### SEZIONE DI TESTO
┌──

Quando diciamo opposizione alla guerra intendiamo la necessità di battere alla propria latitudine il proprio padrone collettivo per farne tacere i cannoni.
Non c’è alcuna presa di posizione da fare negli schieramenti in guerra, se non quella dei disertori e della truppa che spara sui propri generali.
Zimmerwald. Trasformare la guerra imperialista in guerra civile. Parigi. I comunardi contro cannoni prussiani e soldataglia francese.
Frammenti del passato per rischiarare il presente. Inattuabili allo stato dell’arte, non fosse altro che per l’impotenza delle forze antagoniste.
Eppure questo è il momento in cui, cadute le maschere, finalmente si può guardare il mondo per quello che è e la politica per la sua reale funzione. Laboratorio permanente dei rapporti di forza, dispiegamento dell’inimicizia sul piano reale.
La guerra non è una fase, la guerra è nella trama dell’esistente, ne siamo immersi.

└──

### INFORMAZIONI MOSTRATE
┌──

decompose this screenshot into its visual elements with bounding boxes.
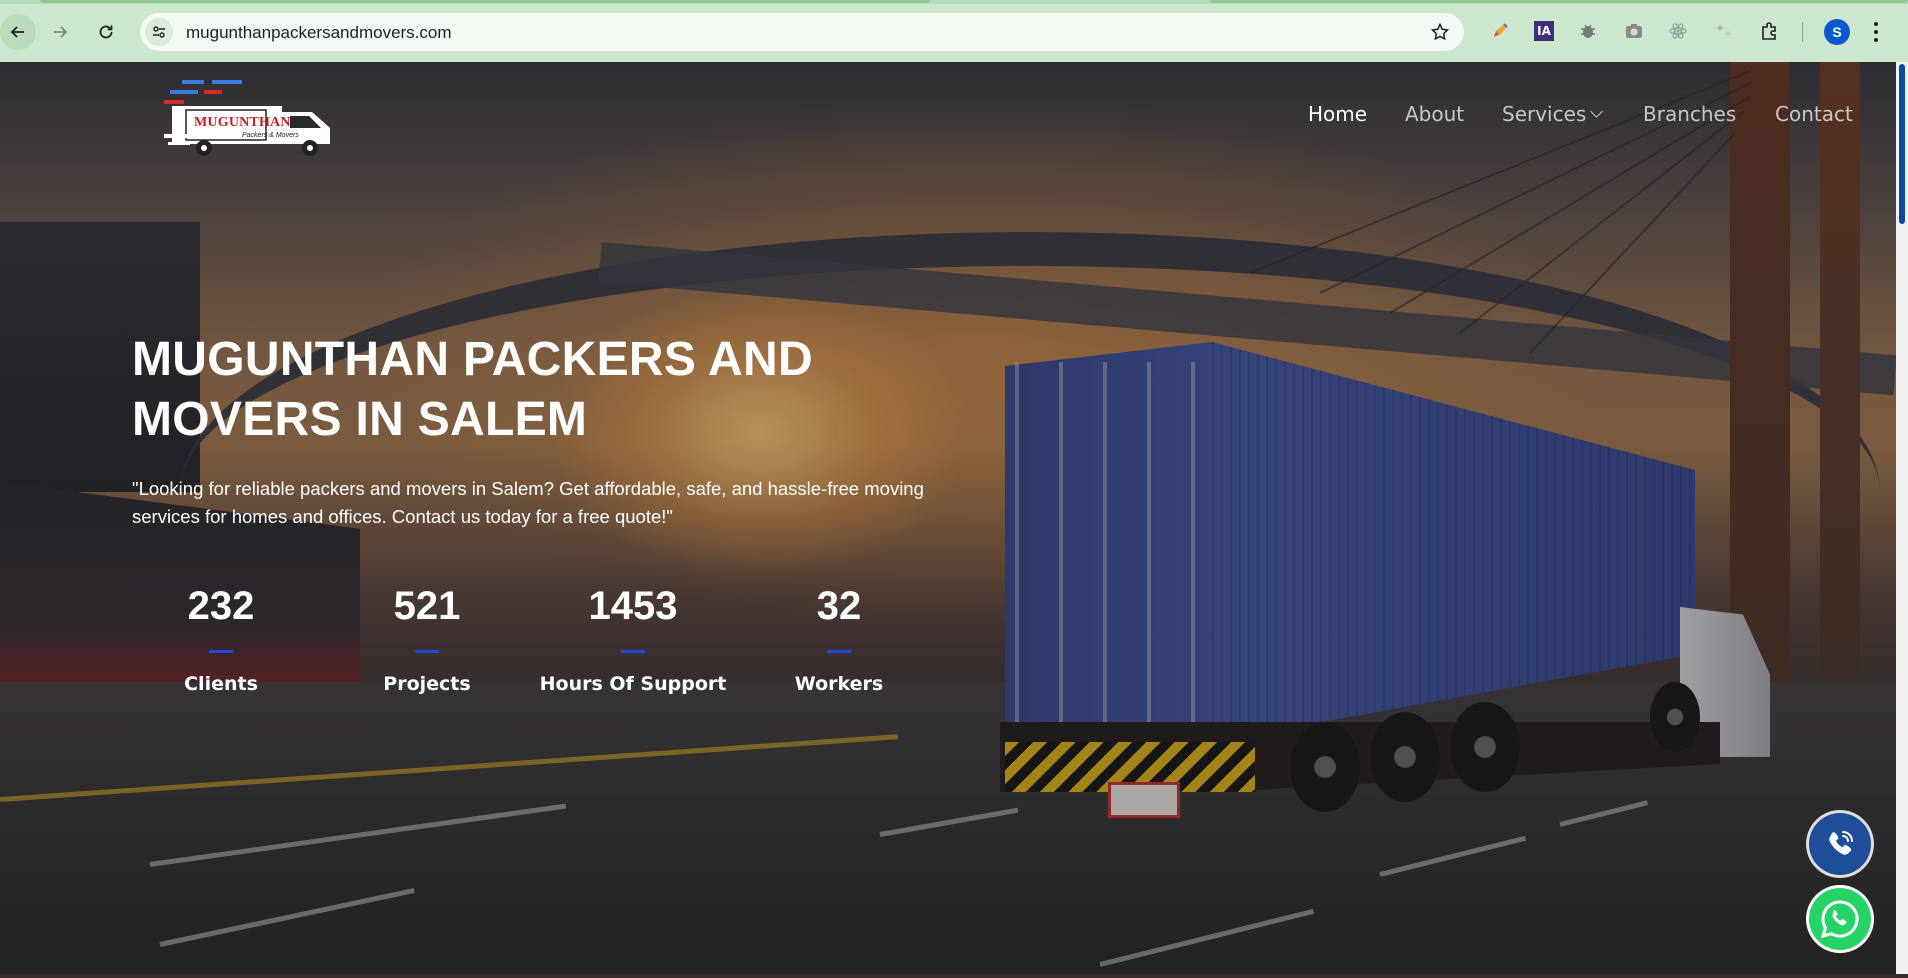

└──

### PROBLEMI DA RISOLVERE
a) Riesci a riscrivere in forma più breve il paragrafo del brano sulla guerra che comincia con «Eppure questo è il momento», conservandone i fatti principali?
b) Nel brano sulla guerra, sostituisci "maschere" con "illusioni" e riporta il passo da "Eppure questo è" fino a "ne siamo immersi." incluso.
c) Rispondi a queste domande sul brano sulla guerra:
(i) Quale unica presa di posizione si può assumere negli schieramenti in guerra?
(ii) Contro chi si battevano i comunardi a Parigi?
(iii) Che cosa, secondo l'ultima frase, la guerra non è?

### RISULTATI FINALI
a) Ora che le maschere sono cadute, si può vedere il mondo com'è e la politica per la sua vera funzione: laboratorio permanente dei rapporti di forza e dispiegamento reale dell'inimicizia.

b)
Eppure questo è il momento in cui, cadute le illusioni, finalmente si può guardare il mondo per quello che è e la politica per la sua reale funzione. Laboratorio permanente dei rapporti di forza, dispiegamento dell’inimicizia sul piano reale.
La guerra non è una fase, la guerra è nella trama dell’esistente, ne siamo immersi.

c)
(i) Quella dei disertori e della truppa che spara sui propri generali.
(ii) Contro i cannoni prussiani e la soldataglia francese.
(iii) Una fase.